[Problem to solve]: Search the entries for the word "красивая" and pull out each line that has it.

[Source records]
::::::

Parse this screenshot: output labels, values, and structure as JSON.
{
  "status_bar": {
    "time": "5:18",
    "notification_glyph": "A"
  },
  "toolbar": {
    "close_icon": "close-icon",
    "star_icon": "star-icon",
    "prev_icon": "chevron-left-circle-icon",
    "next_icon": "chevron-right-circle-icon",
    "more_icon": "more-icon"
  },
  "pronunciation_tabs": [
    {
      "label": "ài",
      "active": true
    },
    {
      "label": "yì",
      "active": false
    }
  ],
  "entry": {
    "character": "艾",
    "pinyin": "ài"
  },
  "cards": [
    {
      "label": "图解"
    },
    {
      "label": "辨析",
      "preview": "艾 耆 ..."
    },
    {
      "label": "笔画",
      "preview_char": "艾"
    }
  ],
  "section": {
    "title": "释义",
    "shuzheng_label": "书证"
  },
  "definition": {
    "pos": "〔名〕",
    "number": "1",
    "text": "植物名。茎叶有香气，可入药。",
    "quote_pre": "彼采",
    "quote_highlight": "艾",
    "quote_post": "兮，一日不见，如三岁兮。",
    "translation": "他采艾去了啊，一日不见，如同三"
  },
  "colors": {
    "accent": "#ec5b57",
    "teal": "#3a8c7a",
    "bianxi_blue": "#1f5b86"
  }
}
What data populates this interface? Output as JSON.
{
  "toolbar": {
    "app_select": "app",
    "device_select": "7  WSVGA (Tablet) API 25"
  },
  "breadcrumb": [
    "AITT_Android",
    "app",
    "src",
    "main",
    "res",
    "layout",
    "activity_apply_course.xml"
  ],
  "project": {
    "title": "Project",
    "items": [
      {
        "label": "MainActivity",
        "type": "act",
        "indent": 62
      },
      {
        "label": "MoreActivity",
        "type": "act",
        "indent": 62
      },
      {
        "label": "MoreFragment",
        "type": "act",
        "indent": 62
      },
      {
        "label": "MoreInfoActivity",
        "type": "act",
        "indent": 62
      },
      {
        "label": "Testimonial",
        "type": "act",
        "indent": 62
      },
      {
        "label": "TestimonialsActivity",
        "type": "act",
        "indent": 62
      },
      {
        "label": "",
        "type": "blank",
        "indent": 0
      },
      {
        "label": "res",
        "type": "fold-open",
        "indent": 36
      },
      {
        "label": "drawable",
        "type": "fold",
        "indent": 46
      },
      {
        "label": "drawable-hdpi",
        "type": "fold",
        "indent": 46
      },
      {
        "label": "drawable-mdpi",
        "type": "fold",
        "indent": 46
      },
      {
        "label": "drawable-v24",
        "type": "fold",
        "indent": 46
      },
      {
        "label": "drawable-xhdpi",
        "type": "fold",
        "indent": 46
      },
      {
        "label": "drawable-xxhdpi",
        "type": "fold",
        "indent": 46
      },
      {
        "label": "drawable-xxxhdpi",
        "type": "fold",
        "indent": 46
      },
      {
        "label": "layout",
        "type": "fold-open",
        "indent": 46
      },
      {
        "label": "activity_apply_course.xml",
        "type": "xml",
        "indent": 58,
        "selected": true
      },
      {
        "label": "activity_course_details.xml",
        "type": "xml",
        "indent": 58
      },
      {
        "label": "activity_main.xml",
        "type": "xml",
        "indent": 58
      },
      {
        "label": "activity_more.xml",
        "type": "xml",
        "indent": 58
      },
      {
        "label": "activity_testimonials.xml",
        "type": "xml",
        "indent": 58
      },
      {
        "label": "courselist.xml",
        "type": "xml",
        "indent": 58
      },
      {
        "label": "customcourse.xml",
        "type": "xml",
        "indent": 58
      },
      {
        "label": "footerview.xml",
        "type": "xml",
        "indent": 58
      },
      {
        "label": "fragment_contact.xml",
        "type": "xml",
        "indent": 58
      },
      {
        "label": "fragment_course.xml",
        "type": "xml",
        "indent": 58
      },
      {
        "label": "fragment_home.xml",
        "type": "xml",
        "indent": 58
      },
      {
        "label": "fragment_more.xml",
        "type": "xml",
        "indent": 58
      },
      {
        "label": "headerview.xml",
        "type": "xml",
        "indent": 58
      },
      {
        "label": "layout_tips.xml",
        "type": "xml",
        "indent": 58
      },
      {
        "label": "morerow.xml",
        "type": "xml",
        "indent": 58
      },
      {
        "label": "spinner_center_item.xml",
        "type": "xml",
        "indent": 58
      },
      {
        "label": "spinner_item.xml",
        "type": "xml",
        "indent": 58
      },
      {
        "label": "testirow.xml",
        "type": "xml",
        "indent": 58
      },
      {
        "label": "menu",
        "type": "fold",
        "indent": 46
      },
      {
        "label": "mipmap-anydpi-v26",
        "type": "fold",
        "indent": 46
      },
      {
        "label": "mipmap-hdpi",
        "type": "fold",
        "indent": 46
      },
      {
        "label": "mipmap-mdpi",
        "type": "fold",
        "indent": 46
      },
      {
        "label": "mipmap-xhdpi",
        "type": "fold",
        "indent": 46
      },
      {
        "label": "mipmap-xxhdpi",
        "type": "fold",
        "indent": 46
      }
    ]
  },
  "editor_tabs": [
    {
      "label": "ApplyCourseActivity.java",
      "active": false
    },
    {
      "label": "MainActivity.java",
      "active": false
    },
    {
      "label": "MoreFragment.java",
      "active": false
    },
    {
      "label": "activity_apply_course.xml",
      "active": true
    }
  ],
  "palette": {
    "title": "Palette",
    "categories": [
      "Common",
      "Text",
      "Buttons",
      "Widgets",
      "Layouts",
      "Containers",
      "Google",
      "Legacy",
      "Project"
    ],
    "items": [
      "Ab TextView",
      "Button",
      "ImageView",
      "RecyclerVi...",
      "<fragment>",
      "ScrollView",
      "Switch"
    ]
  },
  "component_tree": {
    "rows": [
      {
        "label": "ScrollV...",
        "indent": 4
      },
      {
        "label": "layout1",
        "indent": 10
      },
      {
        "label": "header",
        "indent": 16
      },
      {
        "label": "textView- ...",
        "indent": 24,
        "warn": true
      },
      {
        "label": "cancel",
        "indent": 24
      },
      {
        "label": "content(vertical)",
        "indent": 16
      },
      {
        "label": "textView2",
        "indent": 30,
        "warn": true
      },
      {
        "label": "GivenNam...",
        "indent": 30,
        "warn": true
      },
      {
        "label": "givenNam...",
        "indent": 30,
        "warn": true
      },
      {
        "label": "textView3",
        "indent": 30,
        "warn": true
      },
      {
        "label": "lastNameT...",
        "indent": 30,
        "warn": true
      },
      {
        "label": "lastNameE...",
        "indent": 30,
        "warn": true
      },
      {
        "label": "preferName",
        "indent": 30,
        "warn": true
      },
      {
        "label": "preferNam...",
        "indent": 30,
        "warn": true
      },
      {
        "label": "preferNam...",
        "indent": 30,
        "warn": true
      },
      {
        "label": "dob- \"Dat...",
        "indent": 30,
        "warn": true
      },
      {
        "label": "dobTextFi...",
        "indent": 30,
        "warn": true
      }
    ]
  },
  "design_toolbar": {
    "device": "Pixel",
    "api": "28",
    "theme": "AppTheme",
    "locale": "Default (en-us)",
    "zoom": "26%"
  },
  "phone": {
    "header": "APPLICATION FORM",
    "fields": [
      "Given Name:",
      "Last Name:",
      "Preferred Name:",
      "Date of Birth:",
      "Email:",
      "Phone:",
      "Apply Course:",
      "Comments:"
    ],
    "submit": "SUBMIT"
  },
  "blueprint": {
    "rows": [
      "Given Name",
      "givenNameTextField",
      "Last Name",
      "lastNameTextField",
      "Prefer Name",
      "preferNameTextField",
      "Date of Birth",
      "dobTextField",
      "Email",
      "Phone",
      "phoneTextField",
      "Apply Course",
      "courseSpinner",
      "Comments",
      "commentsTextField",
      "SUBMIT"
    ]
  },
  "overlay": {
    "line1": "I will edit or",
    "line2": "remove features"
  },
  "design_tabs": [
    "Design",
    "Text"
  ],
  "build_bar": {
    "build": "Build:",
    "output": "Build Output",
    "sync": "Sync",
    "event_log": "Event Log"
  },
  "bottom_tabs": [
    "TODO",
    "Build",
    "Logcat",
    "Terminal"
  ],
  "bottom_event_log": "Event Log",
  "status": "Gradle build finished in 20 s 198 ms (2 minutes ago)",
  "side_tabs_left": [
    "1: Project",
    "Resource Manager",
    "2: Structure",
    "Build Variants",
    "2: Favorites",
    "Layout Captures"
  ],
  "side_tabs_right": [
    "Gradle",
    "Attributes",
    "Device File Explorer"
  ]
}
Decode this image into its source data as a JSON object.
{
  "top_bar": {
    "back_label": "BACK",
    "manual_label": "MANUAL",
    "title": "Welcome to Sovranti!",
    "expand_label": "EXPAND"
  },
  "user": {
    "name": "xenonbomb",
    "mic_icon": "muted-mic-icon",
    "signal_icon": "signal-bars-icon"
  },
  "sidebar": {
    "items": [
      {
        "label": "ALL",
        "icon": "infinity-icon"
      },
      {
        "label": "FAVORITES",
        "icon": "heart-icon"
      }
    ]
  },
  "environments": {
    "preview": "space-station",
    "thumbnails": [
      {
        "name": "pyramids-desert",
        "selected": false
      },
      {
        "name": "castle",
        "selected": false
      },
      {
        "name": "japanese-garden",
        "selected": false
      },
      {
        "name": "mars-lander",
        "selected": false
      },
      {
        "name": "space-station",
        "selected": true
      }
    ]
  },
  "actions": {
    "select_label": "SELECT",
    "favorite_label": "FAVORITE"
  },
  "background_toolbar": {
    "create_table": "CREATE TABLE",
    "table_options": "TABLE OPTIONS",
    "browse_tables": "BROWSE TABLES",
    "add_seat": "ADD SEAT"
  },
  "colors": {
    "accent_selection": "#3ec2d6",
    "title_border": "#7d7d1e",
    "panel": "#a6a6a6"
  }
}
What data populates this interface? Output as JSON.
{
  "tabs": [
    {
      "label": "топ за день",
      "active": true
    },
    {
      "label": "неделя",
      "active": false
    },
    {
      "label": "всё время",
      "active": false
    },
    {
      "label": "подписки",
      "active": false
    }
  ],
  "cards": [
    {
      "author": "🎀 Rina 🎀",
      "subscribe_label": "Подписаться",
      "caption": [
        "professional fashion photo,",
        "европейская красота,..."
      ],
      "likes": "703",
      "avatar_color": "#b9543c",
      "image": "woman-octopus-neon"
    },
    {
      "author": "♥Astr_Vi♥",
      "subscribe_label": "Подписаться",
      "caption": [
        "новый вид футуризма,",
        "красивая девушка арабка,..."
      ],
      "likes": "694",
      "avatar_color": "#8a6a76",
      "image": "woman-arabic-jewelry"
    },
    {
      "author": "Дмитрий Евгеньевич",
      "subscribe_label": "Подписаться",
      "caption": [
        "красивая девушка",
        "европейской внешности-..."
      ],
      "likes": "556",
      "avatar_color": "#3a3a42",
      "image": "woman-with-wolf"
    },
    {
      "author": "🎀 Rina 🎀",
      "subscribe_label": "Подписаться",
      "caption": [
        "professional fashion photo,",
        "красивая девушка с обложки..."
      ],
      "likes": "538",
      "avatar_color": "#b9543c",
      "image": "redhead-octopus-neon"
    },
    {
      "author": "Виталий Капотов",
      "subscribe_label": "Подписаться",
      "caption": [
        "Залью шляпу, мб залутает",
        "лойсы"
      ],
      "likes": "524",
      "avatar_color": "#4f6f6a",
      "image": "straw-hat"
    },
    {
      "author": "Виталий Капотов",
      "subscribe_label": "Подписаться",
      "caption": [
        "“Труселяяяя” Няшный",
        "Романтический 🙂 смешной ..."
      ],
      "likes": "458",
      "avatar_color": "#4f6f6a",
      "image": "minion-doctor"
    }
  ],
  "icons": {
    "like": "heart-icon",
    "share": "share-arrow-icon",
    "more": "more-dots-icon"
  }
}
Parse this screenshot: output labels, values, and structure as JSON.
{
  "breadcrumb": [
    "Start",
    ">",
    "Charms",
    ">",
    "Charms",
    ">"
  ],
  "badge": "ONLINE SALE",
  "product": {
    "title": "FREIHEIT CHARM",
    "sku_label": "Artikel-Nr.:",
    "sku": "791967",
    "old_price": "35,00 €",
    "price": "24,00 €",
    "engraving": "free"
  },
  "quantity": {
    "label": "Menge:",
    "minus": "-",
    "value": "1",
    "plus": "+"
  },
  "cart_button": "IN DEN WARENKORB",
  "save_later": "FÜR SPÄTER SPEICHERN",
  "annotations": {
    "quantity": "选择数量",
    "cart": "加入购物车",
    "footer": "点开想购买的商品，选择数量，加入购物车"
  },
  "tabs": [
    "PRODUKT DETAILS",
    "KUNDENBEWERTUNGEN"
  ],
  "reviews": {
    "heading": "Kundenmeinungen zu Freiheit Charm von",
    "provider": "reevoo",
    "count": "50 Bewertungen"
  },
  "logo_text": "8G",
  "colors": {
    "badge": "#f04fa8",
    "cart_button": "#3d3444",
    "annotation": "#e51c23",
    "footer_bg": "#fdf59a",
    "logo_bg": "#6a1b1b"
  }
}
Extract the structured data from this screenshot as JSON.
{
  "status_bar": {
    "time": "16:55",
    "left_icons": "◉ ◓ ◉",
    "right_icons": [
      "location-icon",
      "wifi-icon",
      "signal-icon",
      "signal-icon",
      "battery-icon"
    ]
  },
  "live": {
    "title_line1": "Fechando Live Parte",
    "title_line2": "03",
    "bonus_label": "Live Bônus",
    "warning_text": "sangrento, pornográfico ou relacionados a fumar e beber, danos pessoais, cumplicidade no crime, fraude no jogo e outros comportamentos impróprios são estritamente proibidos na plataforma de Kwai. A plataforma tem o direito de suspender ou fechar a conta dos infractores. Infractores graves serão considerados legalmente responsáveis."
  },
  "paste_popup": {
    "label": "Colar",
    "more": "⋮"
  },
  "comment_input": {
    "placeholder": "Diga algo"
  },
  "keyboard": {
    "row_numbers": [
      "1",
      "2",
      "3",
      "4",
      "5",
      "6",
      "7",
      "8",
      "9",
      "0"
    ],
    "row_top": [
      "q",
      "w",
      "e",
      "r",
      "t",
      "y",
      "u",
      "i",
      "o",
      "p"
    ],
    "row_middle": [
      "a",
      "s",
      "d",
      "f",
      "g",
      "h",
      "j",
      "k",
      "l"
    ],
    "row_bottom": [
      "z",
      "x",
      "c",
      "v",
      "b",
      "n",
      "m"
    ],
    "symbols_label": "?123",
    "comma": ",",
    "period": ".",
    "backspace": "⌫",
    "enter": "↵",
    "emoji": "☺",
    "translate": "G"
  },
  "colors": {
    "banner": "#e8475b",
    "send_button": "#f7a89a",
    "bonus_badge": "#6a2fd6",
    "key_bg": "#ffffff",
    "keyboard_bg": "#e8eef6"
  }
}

::::::

[Final result]:
        "красивая девушка арабка,..."
        "красивая девушка",
        "красивая девушка с обложки..."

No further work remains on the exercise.